**EXERCISE DIRECTIONS:**
Copy every entry word for word. Skip the pictures.

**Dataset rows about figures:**
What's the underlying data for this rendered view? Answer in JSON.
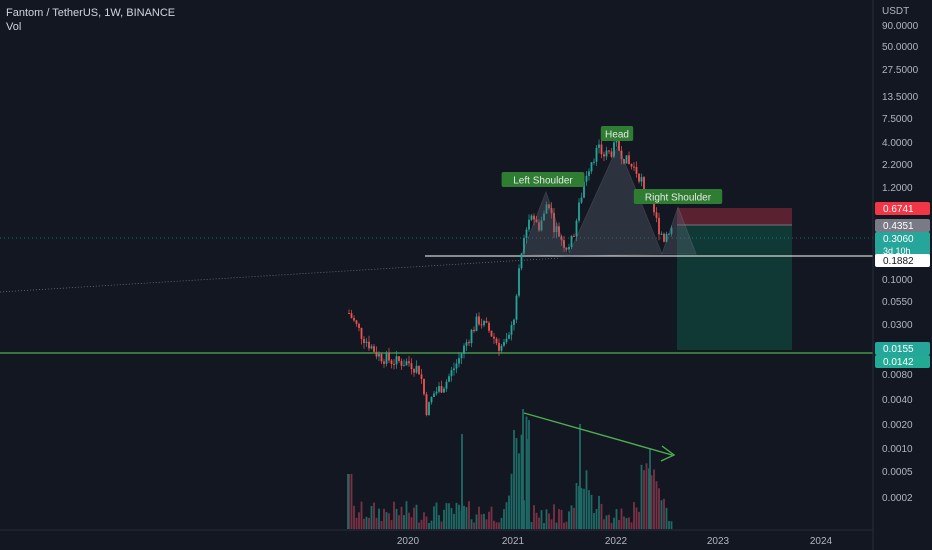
{
  "header": {
    "symbol_line": "Fantom / TetherUS, 1W, BINANCE",
    "volume_label": "Vol"
  },
  "colors": {
    "background": "#131722",
    "up": "#26a69a",
    "down": "#ef5350",
    "vol_up": "#1f6b65",
    "vol_down": "#7a3145",
    "accent_green": "#2e7d32",
    "support_line": "#4caf50",
    "label_text": "#e8e8e8",
    "axis_text": "#b2b5be",
    "pattern_fill": "#5d6477",
    "stop_zone": "#5e2233",
    "target_zone": "#103b38"
  },
  "chart_data": {
    "type": "candlestick",
    "title": "Fantom / TetherUS, 1W, BINANCE",
    "yscale": "log",
    "y_axis_unit": "USDT",
    "y_ticks": [
      "90.0000",
      "50.0000",
      "27.5000",
      "13.5000",
      "7.5000",
      "4.0000",
      "2.2000",
      "1.2000",
      "0.1000",
      "0.0550",
      "0.0300",
      "0.0080",
      "0.0040",
      "0.0020",
      "0.0010",
      "0.0005",
      "0.0002"
    ],
    "x_ticks": [
      "2020",
      "2021",
      "2022",
      "2023",
      "2024"
    ],
    "price_labels": [
      {
        "value": "0.6741",
        "kind": "stop"
      },
      {
        "value": "0.4351",
        "kind": "entry"
      },
      {
        "value": "0.3060",
        "sub": "3d 10h",
        "kind": "last"
      },
      {
        "value": "0.1882",
        "kind": "neckline"
      },
      {
        "value": "0.0155",
        "kind": "support"
      },
      {
        "value": "0.0142",
        "kind": "target"
      }
    ],
    "annotations": [
      {
        "text": "Left Shoulder",
        "kind": "shoulder"
      },
      {
        "text": "Head",
        "kind": "head"
      },
      {
        "text": "Right Shoulder",
        "kind": "shoulder"
      }
    ],
    "pattern": "head-and-shoulders",
    "volume_trend": "declining",
    "candles_desc": "weekly FTM/USDT from late 2019 to mid 2022: decline to ~0.002 in early 2020, rally to ~0.4 by early 2021, peak near 3.5 in late 2021, decline to ~0.3 in 2022"
  }
}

**FULL SOLUTION:**
What's the underlying data for this rendered view? Answer in JSON.
{
  "header": {
    "symbol_line": "Fantom / TetherUS, 1W, BINANCE",
    "volume_label": "Vol"
  },
  "colors": {
    "background": "#131722",
    "up": "#26a69a",
    "down": "#ef5350",
    "vol_up": "#1f6b65",
    "vol_down": "#7a3145",
    "accent_green": "#2e7d32",
    "support_line": "#4caf50",
    "label_text": "#e8e8e8",
    "axis_text": "#b2b5be",
    "pattern_fill": "#5d6477",
    "stop_zone": "#5e2233",
    "target_zone": "#103b38"
  },
  "chart_data": {
    "type": "candlestick",
    "title": "Fantom / TetherUS, 1W, BINANCE",
    "yscale": "log",
    "y_axis_unit": "USDT",
    "y_ticks": [
      "90.0000",
      "50.0000",
      "27.5000",
      "13.5000",
      "7.5000",
      "4.0000",
      "2.2000",
      "1.2000",
      "0.1000",
      "0.0550",
      "0.0300",
      "0.0080",
      "0.0040",
      "0.0020",
      "0.0010",
      "0.0005",
      "0.0002"
    ],
    "x_ticks": [
      "2020",
      "2021",
      "2022",
      "2023",
      "2024"
    ],
    "price_labels": [
      {
        "value": "0.6741",
        "kind": "stop"
      },
      {
        "value": "0.4351",
        "kind": "entry"
      },
      {
        "value": "0.3060",
        "sub": "3d 10h",
        "kind": "last"
      },
      {
        "value": "0.1882",
        "kind": "neckline"
      },
      {
        "value": "0.0155",
        "kind": "support"
      },
      {
        "value": "0.0142",
        "kind": "target"
      }
    ],
    "annotations": [
      {
        "text": "Left Shoulder",
        "kind": "shoulder"
      },
      {
        "text": "Head",
        "kind": "head"
      },
      {
        "text": "Right Shoulder",
        "kind": "shoulder"
      }
    ],
    "pattern": "head-and-shoulders",
    "volume_trend": "declining",
    "candles_desc": "weekly FTM/USDT from late 2019 to mid 2022: decline to ~0.002 in early 2020, rally to ~0.4 by early 2021, peak near 3.5 in late 2021, decline to ~0.3 in 2022"
  }
}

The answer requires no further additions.